(Figure dataset records)
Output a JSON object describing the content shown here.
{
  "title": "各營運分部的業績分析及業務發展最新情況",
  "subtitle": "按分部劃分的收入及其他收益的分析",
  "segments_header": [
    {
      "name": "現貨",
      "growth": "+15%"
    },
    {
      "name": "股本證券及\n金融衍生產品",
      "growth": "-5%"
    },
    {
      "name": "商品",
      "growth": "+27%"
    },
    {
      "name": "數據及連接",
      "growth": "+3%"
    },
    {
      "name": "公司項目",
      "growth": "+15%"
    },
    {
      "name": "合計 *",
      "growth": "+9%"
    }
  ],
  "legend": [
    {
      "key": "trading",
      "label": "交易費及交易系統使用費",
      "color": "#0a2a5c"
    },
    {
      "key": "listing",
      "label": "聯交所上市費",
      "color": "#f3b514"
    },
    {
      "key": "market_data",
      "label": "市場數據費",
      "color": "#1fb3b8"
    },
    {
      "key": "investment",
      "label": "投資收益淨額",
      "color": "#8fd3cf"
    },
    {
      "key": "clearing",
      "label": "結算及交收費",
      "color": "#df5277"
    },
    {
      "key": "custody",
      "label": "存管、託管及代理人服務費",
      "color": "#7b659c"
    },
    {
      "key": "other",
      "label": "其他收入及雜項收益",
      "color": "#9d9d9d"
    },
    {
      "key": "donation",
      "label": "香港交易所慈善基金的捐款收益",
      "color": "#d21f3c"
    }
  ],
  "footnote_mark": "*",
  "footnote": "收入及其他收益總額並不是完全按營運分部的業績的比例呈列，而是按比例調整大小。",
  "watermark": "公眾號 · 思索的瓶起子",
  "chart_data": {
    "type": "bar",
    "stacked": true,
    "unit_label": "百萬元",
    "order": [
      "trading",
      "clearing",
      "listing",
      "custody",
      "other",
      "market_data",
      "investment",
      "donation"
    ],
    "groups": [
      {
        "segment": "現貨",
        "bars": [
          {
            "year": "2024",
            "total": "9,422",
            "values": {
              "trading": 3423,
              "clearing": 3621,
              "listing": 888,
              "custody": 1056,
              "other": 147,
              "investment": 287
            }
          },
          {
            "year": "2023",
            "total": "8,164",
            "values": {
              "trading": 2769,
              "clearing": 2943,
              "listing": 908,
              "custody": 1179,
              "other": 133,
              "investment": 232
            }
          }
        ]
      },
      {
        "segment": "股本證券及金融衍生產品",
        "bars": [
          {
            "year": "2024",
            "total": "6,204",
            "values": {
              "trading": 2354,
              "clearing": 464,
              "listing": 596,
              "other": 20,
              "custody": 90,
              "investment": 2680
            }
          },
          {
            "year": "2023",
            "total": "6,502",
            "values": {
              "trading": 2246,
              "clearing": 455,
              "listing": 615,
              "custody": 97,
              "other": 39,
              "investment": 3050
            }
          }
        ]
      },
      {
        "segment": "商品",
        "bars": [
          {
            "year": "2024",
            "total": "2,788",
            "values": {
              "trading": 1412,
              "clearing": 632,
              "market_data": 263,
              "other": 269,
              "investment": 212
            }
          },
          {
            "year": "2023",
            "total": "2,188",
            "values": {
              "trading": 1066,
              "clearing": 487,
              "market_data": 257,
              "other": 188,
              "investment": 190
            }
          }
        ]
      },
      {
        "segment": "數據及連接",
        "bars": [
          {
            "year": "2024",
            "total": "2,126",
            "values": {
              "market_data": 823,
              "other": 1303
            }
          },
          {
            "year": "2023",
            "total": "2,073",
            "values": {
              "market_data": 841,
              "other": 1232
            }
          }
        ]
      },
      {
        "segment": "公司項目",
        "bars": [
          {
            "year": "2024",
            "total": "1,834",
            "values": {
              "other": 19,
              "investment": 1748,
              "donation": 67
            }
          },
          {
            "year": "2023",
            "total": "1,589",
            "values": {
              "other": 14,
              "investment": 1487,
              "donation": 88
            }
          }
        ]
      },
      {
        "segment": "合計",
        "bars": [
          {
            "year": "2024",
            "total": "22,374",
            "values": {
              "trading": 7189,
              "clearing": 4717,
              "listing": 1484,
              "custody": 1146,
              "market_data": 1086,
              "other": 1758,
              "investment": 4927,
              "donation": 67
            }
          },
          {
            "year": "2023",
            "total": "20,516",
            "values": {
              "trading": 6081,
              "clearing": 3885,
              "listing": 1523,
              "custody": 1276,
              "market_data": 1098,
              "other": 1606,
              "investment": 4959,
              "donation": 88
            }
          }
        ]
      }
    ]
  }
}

TASK INSTRUCTIONS
Scan the listing above. Collect all lines with the word "investment".

FINAL RESULT
      "key": "investment",
      "investment",
              "investment": 287
              "investment": 232
              "investment": 2680
              "investment": 3050
              "investment": 212
              "investment": 190
              "investment": 1748,
              "investment": 1487,
              "investment": 4927,
              "investment": 4959,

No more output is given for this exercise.